**Task statement**:
Spot each line in the records below where the word "okresie" occurs, then copy it.

_____

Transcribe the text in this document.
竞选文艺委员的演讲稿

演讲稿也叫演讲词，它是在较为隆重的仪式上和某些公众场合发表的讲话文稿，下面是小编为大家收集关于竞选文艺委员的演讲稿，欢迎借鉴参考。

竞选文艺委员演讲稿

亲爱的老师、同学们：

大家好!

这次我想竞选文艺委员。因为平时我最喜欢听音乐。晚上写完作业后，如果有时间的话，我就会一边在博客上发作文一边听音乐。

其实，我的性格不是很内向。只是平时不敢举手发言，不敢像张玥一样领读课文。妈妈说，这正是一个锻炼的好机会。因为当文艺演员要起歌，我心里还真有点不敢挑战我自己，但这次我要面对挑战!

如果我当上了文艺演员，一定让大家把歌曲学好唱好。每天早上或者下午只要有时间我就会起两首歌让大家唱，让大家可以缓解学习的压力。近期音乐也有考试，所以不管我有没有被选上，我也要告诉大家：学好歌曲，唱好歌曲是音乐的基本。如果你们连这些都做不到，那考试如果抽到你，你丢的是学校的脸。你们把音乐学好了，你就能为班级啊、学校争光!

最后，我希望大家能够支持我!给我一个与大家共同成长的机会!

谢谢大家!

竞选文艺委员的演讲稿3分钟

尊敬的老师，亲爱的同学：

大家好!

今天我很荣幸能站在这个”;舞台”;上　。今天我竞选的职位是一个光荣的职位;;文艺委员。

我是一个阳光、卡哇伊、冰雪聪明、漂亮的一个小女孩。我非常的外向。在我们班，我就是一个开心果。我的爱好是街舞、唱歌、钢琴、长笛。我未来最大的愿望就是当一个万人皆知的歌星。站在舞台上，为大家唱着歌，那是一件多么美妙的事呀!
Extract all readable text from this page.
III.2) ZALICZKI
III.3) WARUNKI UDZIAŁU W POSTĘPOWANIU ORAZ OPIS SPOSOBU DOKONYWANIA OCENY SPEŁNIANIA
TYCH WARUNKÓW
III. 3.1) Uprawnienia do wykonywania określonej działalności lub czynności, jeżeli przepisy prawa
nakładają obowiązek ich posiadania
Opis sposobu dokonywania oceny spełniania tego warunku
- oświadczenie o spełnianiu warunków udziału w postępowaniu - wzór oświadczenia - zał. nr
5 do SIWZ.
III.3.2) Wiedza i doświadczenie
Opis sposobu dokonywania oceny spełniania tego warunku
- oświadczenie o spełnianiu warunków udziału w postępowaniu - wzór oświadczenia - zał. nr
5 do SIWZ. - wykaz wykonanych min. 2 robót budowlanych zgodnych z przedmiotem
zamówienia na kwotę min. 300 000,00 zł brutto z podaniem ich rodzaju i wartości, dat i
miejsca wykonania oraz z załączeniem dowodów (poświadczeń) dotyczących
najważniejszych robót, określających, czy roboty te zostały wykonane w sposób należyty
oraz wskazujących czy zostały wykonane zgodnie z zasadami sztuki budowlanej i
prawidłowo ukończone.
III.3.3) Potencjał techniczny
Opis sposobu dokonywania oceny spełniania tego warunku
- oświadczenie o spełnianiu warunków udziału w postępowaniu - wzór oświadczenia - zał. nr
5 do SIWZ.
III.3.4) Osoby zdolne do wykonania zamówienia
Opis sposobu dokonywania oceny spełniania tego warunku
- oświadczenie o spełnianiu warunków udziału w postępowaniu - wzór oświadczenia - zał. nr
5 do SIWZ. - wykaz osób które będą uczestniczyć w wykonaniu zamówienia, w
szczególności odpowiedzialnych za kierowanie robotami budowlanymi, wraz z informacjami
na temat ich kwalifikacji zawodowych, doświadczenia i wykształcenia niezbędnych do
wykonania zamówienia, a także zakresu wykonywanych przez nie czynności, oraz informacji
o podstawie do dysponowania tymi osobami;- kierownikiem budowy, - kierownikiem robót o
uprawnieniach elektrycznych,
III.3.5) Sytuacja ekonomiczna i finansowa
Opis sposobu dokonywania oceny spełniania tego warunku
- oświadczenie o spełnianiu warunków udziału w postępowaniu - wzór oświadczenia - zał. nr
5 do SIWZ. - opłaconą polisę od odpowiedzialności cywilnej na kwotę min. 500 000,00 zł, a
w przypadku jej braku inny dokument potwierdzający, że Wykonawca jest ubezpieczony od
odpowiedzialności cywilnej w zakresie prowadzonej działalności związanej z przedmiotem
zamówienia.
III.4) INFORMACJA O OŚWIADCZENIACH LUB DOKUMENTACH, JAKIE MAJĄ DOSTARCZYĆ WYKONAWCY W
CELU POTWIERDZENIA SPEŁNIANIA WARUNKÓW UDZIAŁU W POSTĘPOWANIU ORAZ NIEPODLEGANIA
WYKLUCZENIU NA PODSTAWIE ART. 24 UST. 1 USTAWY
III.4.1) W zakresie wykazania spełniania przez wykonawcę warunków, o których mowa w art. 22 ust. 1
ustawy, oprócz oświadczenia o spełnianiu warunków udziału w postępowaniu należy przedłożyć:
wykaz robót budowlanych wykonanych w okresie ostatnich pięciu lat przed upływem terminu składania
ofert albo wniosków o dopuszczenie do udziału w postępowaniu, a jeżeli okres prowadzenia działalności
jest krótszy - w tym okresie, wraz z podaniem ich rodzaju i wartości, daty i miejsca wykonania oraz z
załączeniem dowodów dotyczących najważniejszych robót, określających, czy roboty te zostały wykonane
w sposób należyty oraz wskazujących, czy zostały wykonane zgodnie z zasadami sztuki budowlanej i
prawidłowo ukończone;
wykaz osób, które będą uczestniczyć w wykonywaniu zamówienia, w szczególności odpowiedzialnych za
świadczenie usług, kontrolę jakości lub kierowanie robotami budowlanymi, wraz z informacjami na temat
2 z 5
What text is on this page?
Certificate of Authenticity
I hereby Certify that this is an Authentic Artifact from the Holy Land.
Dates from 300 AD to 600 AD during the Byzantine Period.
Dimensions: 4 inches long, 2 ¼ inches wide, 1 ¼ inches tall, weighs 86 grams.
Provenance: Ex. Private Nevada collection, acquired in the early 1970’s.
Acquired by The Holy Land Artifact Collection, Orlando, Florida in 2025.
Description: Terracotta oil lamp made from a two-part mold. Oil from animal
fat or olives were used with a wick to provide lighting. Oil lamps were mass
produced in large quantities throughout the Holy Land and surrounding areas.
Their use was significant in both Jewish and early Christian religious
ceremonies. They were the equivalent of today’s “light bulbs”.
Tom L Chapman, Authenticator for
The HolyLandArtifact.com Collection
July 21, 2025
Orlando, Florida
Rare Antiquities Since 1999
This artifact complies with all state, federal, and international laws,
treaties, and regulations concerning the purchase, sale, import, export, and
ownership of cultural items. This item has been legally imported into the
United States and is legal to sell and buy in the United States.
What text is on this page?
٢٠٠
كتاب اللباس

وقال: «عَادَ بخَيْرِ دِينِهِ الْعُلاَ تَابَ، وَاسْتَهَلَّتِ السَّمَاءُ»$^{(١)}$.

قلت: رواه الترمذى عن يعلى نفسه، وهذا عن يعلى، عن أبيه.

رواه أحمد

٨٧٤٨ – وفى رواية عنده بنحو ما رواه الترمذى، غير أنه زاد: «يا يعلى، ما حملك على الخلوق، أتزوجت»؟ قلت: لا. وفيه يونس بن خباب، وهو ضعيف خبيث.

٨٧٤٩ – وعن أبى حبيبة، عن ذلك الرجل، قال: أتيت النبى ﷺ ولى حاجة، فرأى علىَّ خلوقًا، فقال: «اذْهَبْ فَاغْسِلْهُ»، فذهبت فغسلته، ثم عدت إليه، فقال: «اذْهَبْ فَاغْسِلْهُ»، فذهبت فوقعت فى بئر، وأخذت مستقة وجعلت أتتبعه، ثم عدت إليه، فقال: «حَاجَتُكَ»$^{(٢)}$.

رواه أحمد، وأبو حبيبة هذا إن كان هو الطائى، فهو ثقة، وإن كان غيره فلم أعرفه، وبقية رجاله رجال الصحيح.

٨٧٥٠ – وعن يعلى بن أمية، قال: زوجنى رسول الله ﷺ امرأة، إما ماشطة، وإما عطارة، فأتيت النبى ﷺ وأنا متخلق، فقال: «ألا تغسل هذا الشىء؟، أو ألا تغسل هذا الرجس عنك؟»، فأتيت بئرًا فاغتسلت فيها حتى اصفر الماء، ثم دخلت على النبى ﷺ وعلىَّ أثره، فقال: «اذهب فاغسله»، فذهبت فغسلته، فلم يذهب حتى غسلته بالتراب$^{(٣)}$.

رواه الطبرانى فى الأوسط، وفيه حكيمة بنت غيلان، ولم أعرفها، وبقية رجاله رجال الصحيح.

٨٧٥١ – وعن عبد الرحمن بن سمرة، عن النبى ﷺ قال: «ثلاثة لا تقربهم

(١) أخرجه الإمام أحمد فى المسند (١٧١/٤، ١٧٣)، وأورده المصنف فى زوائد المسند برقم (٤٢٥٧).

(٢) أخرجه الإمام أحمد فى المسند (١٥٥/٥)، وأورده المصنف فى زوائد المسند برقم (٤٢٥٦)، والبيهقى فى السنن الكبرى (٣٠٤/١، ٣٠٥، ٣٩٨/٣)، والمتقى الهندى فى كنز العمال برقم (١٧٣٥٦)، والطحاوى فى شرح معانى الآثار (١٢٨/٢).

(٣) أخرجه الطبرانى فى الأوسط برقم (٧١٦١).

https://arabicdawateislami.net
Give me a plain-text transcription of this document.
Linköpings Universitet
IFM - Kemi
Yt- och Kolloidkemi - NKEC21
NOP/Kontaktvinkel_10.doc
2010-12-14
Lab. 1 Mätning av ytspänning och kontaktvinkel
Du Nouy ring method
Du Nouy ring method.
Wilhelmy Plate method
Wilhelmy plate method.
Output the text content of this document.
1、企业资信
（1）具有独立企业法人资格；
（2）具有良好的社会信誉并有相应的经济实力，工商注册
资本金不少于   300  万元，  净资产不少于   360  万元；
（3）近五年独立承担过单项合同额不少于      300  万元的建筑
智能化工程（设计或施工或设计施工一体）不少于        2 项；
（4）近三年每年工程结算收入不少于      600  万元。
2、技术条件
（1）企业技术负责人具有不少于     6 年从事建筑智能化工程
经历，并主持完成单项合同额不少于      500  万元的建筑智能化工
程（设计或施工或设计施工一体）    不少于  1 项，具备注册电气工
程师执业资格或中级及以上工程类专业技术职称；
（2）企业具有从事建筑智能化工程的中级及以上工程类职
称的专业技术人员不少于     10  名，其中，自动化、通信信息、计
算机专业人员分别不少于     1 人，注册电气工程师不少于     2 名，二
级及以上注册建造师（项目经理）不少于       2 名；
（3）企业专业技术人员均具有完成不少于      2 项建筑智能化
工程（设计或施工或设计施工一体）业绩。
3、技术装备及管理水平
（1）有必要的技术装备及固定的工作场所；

_____

**Result**:
wykaz robót budowlanych wykonanych w okresie ostatnich pięciu lat przed upływem terminu składania
jest krótszy - w tym okresie, wraz z podaniem ich rodzaju i wartości, daty i miejsca wykonania oraz z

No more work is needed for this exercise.